- _Instructions for the task_: Look below and pull out each line with the word "test".

Stored data:
----------
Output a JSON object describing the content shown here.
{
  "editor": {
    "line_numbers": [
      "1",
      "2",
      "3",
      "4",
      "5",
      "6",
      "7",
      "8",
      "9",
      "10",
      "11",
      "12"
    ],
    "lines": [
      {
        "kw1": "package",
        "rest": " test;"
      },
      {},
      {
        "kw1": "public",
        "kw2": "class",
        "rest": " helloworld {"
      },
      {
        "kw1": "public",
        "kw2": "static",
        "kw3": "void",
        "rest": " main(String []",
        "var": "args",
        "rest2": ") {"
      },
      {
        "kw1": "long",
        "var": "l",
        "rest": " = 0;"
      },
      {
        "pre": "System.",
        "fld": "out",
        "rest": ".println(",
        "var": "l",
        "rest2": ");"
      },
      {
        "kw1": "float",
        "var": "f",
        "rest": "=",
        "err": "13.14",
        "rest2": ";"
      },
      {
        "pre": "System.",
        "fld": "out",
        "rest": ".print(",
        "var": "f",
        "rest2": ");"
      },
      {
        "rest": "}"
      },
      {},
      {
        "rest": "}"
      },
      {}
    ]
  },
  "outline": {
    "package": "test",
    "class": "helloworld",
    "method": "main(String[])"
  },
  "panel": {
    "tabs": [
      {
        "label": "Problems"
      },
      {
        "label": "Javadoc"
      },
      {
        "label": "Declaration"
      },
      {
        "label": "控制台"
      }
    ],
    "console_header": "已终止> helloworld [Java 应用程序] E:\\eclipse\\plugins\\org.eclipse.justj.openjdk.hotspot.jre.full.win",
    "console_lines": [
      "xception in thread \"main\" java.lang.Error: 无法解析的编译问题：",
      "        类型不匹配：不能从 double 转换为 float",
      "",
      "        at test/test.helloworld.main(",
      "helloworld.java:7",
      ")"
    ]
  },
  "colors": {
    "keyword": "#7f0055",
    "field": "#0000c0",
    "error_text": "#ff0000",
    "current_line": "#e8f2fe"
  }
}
----------
- _Answer to the problem_:
        "rest": " test;"
    "package": "test",
      "        at test/test.helloworld.main(",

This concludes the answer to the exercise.